**Dataset records**.
------------------------------------------------

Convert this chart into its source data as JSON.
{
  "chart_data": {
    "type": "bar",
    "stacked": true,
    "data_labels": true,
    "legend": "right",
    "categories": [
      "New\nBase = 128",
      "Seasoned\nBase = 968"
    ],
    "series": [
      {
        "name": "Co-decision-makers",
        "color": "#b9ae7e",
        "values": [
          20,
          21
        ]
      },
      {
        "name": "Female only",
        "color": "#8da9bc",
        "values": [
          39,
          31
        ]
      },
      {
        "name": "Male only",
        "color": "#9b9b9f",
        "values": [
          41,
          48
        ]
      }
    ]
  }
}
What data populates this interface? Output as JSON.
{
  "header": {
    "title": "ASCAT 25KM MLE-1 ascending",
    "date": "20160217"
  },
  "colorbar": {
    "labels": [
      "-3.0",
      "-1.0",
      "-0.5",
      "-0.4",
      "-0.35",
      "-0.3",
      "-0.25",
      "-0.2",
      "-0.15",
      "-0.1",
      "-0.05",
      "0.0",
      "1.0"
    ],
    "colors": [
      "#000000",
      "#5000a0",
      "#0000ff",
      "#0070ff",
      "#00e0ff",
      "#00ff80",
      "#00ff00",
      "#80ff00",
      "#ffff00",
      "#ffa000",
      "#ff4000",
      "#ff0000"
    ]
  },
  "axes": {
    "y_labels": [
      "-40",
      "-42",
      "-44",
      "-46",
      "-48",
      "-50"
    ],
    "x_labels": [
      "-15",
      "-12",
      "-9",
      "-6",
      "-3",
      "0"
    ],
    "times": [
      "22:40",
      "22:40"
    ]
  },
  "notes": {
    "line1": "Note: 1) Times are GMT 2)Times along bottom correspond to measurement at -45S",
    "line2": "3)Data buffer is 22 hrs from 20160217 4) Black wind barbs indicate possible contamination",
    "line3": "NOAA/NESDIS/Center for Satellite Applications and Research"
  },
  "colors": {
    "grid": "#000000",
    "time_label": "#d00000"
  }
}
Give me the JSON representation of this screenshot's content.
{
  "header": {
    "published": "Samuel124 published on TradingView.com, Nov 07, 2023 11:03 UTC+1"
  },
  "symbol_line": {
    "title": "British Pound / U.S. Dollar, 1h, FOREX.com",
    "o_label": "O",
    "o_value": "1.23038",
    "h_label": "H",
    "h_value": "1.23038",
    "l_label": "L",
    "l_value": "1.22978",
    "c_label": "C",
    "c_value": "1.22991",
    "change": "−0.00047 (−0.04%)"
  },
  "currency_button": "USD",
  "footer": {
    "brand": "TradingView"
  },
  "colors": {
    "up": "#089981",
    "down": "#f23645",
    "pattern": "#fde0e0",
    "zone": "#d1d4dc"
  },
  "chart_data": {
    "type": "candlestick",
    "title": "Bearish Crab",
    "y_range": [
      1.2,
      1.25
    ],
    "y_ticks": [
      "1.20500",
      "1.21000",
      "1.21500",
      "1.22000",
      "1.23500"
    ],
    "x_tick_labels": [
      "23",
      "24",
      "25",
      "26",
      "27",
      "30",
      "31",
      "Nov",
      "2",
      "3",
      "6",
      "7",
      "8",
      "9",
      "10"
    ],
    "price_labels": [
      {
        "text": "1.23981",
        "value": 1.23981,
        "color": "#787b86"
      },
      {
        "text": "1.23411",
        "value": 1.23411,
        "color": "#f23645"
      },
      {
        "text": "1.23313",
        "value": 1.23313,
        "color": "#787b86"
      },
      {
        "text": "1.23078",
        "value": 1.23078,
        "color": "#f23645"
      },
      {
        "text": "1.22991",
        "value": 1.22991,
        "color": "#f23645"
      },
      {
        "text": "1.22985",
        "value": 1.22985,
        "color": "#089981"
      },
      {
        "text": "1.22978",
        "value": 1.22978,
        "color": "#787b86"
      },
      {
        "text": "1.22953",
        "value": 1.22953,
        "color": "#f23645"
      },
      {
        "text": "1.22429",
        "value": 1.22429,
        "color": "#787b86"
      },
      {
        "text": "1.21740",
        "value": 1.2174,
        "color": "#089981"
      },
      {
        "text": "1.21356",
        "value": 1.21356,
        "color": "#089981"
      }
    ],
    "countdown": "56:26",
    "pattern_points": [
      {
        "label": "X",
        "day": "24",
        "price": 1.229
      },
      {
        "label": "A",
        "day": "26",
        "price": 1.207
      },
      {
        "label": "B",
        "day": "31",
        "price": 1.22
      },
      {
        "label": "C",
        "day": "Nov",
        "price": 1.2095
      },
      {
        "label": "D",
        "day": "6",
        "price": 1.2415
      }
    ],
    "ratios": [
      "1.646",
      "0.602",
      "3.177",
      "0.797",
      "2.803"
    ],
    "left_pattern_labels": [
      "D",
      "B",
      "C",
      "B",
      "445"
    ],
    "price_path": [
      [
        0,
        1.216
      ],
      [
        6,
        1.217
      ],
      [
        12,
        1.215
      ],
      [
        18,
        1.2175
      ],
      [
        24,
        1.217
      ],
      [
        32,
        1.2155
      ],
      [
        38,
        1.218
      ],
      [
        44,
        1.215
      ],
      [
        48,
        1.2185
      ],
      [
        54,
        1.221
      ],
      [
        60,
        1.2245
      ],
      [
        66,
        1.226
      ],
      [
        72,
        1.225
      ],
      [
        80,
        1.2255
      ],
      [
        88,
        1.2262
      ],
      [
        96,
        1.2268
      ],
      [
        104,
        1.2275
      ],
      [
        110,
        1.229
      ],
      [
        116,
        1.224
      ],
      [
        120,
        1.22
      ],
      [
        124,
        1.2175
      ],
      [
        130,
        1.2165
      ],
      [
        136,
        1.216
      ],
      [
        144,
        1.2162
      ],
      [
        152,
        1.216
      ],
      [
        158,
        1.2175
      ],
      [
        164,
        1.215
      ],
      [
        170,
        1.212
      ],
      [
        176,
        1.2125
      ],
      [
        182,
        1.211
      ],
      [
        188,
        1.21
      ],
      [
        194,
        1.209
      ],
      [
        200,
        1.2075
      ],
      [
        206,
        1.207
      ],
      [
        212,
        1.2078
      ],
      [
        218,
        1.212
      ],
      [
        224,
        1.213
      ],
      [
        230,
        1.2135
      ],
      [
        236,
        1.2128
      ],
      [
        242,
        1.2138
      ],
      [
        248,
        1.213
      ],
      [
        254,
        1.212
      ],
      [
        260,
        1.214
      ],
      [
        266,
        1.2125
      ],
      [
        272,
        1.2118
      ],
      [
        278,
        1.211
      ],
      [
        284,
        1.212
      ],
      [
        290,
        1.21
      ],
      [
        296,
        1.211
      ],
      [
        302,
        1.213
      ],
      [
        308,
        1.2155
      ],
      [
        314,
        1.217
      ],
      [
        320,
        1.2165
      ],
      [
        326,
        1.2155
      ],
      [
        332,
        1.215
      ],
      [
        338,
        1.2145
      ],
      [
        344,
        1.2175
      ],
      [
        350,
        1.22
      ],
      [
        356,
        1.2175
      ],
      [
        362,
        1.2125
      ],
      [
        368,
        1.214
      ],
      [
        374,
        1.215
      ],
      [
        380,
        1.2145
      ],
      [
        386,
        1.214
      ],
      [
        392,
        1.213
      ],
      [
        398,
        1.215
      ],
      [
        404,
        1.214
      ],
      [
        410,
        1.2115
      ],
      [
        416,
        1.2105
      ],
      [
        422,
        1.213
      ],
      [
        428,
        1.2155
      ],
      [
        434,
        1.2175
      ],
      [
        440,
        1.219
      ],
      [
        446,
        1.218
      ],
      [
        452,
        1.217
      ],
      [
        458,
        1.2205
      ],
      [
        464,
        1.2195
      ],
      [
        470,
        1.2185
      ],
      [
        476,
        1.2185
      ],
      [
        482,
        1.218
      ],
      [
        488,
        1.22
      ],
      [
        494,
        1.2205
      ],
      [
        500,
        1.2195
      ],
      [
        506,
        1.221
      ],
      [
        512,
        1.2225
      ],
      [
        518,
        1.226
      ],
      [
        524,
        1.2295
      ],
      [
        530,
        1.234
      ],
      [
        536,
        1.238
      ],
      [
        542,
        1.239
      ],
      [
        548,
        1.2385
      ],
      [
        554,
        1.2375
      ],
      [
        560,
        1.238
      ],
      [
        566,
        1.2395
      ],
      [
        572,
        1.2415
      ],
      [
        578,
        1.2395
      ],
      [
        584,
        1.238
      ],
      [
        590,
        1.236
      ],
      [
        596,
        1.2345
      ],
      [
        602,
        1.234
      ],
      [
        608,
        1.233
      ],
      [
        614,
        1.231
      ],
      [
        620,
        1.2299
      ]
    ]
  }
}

------------------------------------------------

**Directions**. Copy down every line of the entries containing the word "this".

**Written response**.
Convert this chart into its source data as JSON.
What data populates this interface? Output as JSON.
Give me the JSON representation of this screenshot's content.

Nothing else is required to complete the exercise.